◆ Directions for this task
Arrange every line of the rows below as a Markdown table with two columns, No. and Line, where each line gets its own number and blank lines are left out.

** START OF Material supplied **

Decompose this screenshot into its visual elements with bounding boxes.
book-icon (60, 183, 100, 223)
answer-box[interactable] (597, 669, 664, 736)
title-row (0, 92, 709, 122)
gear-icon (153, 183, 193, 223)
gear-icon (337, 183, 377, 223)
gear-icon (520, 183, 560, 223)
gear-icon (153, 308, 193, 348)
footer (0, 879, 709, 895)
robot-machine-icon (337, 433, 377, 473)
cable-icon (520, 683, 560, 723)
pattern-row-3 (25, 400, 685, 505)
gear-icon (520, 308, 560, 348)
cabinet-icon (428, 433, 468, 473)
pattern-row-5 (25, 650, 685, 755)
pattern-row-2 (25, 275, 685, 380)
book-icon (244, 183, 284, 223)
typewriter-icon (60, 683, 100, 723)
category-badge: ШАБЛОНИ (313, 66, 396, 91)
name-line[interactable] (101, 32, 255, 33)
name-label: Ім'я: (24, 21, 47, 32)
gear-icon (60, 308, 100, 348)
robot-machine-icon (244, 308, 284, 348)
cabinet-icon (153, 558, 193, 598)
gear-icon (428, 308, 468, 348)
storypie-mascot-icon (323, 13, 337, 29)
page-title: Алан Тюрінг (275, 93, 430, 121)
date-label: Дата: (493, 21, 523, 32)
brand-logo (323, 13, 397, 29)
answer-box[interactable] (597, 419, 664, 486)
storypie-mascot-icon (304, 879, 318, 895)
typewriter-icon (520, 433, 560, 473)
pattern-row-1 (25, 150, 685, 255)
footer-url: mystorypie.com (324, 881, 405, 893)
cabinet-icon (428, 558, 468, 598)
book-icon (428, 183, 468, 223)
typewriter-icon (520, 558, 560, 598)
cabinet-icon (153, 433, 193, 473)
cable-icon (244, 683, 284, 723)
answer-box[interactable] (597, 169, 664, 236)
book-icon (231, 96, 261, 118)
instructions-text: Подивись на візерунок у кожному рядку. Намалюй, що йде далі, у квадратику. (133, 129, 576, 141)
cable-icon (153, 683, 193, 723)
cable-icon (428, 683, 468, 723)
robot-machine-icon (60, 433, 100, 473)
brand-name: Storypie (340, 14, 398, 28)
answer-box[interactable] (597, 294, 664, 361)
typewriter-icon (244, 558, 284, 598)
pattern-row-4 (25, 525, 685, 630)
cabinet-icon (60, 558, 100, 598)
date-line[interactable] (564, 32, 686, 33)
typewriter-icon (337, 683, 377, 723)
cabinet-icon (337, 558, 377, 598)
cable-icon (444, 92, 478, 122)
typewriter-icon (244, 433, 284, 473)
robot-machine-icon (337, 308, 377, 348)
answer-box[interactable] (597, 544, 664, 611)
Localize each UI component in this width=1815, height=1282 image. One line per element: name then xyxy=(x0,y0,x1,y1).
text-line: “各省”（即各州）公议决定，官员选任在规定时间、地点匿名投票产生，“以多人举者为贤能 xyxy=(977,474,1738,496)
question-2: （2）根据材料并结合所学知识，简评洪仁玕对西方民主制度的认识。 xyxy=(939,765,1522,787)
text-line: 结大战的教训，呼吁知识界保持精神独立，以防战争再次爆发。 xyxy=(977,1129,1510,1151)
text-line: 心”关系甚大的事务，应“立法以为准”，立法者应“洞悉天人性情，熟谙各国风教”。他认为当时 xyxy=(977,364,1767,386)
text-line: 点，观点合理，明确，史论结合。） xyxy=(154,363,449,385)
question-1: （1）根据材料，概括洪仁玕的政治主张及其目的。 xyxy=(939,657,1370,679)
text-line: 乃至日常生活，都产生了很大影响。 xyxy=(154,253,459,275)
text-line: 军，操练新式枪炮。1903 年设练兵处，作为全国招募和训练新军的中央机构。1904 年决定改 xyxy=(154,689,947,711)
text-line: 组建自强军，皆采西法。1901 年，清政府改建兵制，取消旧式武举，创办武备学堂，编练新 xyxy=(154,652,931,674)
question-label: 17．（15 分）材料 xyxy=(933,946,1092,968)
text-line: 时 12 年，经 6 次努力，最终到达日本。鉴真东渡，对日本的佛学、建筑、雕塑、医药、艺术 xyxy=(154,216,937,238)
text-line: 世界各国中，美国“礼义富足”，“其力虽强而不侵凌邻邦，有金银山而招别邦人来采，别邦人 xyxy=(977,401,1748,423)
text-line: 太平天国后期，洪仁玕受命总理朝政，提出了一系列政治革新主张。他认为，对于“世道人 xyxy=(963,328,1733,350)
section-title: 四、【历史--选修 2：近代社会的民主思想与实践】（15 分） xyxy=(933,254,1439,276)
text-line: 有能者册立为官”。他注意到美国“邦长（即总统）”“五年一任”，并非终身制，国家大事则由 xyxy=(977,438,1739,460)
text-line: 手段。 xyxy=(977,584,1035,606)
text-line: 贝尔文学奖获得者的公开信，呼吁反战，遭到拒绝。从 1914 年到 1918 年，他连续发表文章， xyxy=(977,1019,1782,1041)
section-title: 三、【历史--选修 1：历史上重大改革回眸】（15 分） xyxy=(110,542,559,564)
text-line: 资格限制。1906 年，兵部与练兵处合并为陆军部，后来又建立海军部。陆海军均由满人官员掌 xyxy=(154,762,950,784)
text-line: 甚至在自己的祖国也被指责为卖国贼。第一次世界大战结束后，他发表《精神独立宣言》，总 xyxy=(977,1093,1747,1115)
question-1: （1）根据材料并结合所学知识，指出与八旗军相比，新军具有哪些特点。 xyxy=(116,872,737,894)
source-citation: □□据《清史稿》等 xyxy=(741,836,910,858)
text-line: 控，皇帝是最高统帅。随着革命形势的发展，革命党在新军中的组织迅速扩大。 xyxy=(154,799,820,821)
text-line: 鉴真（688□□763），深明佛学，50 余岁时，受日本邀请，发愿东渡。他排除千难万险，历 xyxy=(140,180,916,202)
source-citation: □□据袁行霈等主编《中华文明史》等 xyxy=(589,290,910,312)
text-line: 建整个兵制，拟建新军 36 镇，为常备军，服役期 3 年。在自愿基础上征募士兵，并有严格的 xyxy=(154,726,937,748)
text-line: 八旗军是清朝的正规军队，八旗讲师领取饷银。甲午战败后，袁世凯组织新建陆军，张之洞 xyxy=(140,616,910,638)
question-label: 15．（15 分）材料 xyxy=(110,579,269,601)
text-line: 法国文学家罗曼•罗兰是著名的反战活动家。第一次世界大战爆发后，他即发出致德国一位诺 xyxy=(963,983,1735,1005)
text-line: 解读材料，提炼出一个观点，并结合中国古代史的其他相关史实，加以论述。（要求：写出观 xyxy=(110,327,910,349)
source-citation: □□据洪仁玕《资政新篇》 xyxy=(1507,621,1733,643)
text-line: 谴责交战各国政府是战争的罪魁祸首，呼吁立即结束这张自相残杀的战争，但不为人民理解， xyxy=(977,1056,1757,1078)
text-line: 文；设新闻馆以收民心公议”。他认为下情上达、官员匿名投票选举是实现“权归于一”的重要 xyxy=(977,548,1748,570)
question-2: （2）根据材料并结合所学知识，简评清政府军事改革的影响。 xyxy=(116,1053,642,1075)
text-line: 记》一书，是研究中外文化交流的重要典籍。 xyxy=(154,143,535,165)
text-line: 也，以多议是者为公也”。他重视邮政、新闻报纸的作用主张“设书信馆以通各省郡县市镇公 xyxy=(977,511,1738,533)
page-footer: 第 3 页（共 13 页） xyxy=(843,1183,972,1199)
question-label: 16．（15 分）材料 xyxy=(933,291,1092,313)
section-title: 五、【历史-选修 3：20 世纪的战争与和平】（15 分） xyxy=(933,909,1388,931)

** END OF Material supplied **

◆ Written response
| No. | Line |
|---|---|
| 1 | Decompose this screenshot into its visual elements with bounding boxes. |
| 2 | book-icon (60, 183, 100, 223) |
| 3 | answer-box[interactable] (597, 669, 664, 736) |
| 4 | title-row (0, 92, 709, 122) |
| 5 | gear-icon (153, 183, 193, 223) |
| 6 | gear-icon (337, 183, 377, 223) |
| 7 | gear-icon (520, 183, 560, 223) |
| 8 | gear-icon (153, 308, 193, 348) |
| 9 | footer (0, 879, 709, 895) |
| 10 | robot-machine-icon (337, 433, 377, 473) |
| 11 | cable-icon (520, 683, 560, 723) |
| 12 | pattern-row-3 (25, 400, 685, 505) |
| 13 | gear-icon (520, 308, 560, 348) |
| 14 | cabinet-icon (428, 433, 468, 473) |
| 15 | pattern-row-5 (25, 650, 685, 755) |
| 16 | pattern-row-2 (25, 275, 685, 380) |
| 17 | book-icon (244, 183, 284, 223) |
| 18 | typewriter-icon (60, 683, 100, 723) |
| 19 | category-badge: ШАБЛОНИ (313, 66, 396, 91) |
| 20 | name-line[interactable] (101, 32, 255, 33) |
| 21 | name-label: Ім'я: (24, 21, 47, 32) |
| 22 | gear-icon (60, 308, 100, 348) |
| 23 | robot-machine-icon (244, 308, 284, 348) |
| 24 | cabinet-icon (153, 558, 193, 598) |
| 25 | gear-icon (428, 308, 468, 348) |
| 26 | storypie-mascot-icon (323, 13, 337, 29) |
| 27 | page-title: Алан Тюрінг (275, 93, 430, 121) |
| 28 | date-label: Дата: (493, 21, 523, 32) |
| 29 | brand-logo (323, 13, 397, 29) |
| 30 | answer-box[interactable] (597, 419, 664, 486) |
| 31 | storypie-mascot-icon (304, 879, 318, 895) |
| 32 | typewriter-icon (520, 433, 560, 473) |
| 33 | pattern-row-1 (25, 150, 685, 255) |
| 34 | footer-url: mystorypie.com (324, 881, 405, 893) |
| 35 | cabinet-icon (428, 558, 468, 598) |
| 36 | book-icon (428, 183, 468, 223) |
| 37 | typewriter-icon (520, 558, 560, 598) |
| 38 | cabinet-icon (153, 433, 193, 473) |
| 39 | cable-icon (244, 683, 284, 723) |
| 40 | answer-box[interactable] (597, 169, 664, 236) |
| 41 | book-icon (231, 96, 261, 118) |
| 42 | instructions-text: Подивись на візерунок у кожному рядку. Намалюй, що йде далі, у квадратику. (133, 129, 576, 141) |
| 43 | cable-icon (153, 683, 193, 723) |
| 44 | cable-icon (428, 683, 468, 723) |
| 45 | robot-machine-icon (60, 433, 100, 473) |
| 46 | brand-name: Storypie (340, 14, 398, 28) |
| 47 | answer-box[interactable] (597, 294, 664, 361) |
| 48 | typewriter-icon (244, 558, 284, 598) |
| 49 | pattern-row-4 (25, 525, 685, 630) |
| 50 | cabinet-icon (60, 558, 100, 598) |
| 51 | date-line[interactable] (564, 32, 686, 33) |
| 52 | typewriter-icon (337, 683, 377, 723) |
| 53 | cabinet-icon (337, 558, 377, 598) |
| 54 | cable-icon (444, 92, 478, 122) |
| 55 | typewriter-icon (244, 433, 284, 473) |
| 56 | robot-machine-icon (337, 308, 377, 348) |
| 57 | answer-box[interactable] (597, 544, 664, 611) |
| 58 | Localize each UI component in this width=1815, height=1282 image. One line per element: name then xyxy=(x0,y0,x1,y1). |
| 59 | text-line: “各省”（即各州）公议决定，官员选任在规定时间、地点匿名投票产生，“以多人举者为贤能 xyxy=(977,474,1738,496) |
| 60 | question-2: （2）根据材料并结合所学知识，简评洪仁玕对西方民主制度的认识。 xyxy=(939,765,1522,787) |
| 61 | text-line: 结大战的教训，呼吁知识界保持精神独立，以防战争再次爆发。 xyxy=(977,1129,1510,1151) |
| 62 | text-line: 心”关系甚大的事务，应“立法以为准”，立法者应“洞悉天人性情，熟谙各国风教”。他认为当时 xyxy=(977,364,1767,386) |
| 63 | text-line: 点，观点合理，明确，史论结合。） xyxy=(154,363,449,385) |
| 64 | question-1: （1）根据材料，概括洪仁玕的政治主张及其目的。 xyxy=(939,657,1370,679) |
| 65 | text-line: 乃至日常生活，都产生了很大影响。 xyxy=(154,253,459,275) |
| 66 | text-line: 军，操练新式枪炮。1903 年设练兵处，作为全国招募和训练新军的中央机构。1904 年决定改 xyxy=(154,689,947,711) |
| 67 | text-line: 组建自强军，皆采西法。1901 年，清政府改建兵制，取消旧式武举，创办武备学堂，编练新 xyxy=(154,652,931,674) |
| 68 | question-label: 17．（15 分）材料 xyxy=(933,946,1092,968) |
| 69 | text-line: 时 12 年，经 6 次努力，最终到达日本。鉴真东渡，对日本的佛学、建筑、雕塑、医药、艺术 xyxy=(154,216,937,238) |
| 70 | text-line: 世界各国中，美国“礼义富足”，“其力虽强而不侵凌邻邦，有金银山而招别邦人来采，别邦人 xyxy=(977,401,1748,423) |
| 71 | text-line: 太平天国后期，洪仁玕受命总理朝政，提出了一系列政治革新主张。他认为，对于“世道人 xyxy=(963,328,1733,350) |
| 72 | section-title: 四、【历史--选修 2：近代社会的民主思想与实践】（15 分） xyxy=(933,254,1439,276) |
| 73 | text-line: 有能者册立为官”。他注意到美国“邦长（即总统）”“五年一任”，并非终身制，国家大事则由 xyxy=(977,438,1739,460) |
| 74 | text-line: 手段。 xyxy=(977,584,1035,606) |
| 75 | text-line: 贝尔文学奖获得者的公开信，呼吁反战，遭到拒绝。从 1914 年到 1918 年，他连续发表文章， xyxy=(977,1019,1782,1041) |
| 76 | section-title: 三、【历史--选修 1：历史上重大改革回眸】（15 分） xyxy=(110,542,559,564) |
| 77 | text-line: 资格限制。1906 年，兵部与练兵处合并为陆军部，后来又建立海军部。陆海军均由满人官员掌 xyxy=(154,762,950,784) |
| 78 | text-line: 甚至在自己的祖国也被指责为卖国贼。第一次世界大战结束后，他发表《精神独立宣言》，总 xyxy=(977,1093,1747,1115) |
| 79 | question-1: （1）根据材料并结合所学知识，指出与八旗军相比，新军具有哪些特点。 xyxy=(116,872,737,894) |
| 80 | source-citation: □□据《清史稿》等 xyxy=(741,836,910,858) |
| 81 | text-line: 控，皇帝是最高统帅。随着革命形势的发展，革命党在新军中的组织迅速扩大。 xyxy=(154,799,820,821) |
| 82 | text-line: 鉴真（688□□763），深明佛学，50 余岁时，受日本邀请，发愿东渡。他排除千难万险，历 xyxy=(140,180,916,202) |
| 83 | source-citation: □□据袁行霈等主编《中华文明史》等 xyxy=(589,290,910,312) |
| 84 | text-line: 建整个兵制，拟建新军 36 镇，为常备军，服役期 3 年。在自愿基础上征募士兵，并有严格的 xyxy=(154,726,937,748) |
| 85 | text-line: 八旗军是清朝的正规军队，八旗讲师领取饷银。甲午战败后，袁世凯组织新建陆军，张之洞 xyxy=(140,616,910,638) |
| 86 | question-label: 15．（15 分）材料 xyxy=(110,579,269,601) |
| 87 | text-line: 法国文学家罗曼•罗兰是著名的反战活动家。第一次世界大战爆发后，他即发出致德国一位诺 xyxy=(963,983,1735,1005) |
| 88 | text-line: 解读材料，提炼出一个观点，并结合中国古代史的其他相关史实，加以论述。（要求：写出观 xyxy=(110,327,910,349) |
| 89 | source-citation: □□据洪仁玕《资政新篇》 xyxy=(1507,621,1733,643) |
| 90 | text-line: 谴责交战各国政府是战争的罪魁祸首，呼吁立即结束这张自相残杀的战争，但不为人民理解， xyxy=(977,1056,1757,1078) |
| 91 | text-line: 文；设新闻馆以收民心公议”。他认为下情上达、官员匿名投票选举是实现“权归于一”的重要 xyxy=(977,548,1748,570) |
| 92 | question-2: （2）根据材料并结合所学知识，简评清政府军事改革的影响。 xyxy=(116,1053,642,1075) |
| 93 | text-line: 记》一书，是研究中外文化交流的重要典籍。 xyxy=(154,143,535,165) |
| 94 | text-line: 也，以多议是者为公也”。他重视邮政、新闻报纸的作用主张“设书信馆以通各省郡县市镇公 xyxy=(977,511,1738,533) |
| 95 | page-footer: 第 3 页（共 13 页） xyxy=(843,1183,972,1199) |
| 96 | question-label: 16．（15 分）材料 xyxy=(933,291,1092,313) |
| 97 | section-title: 五、【历史-选修 3：20 世纪的战争与和平】（15 分） xyxy=(933,909,1388,931) |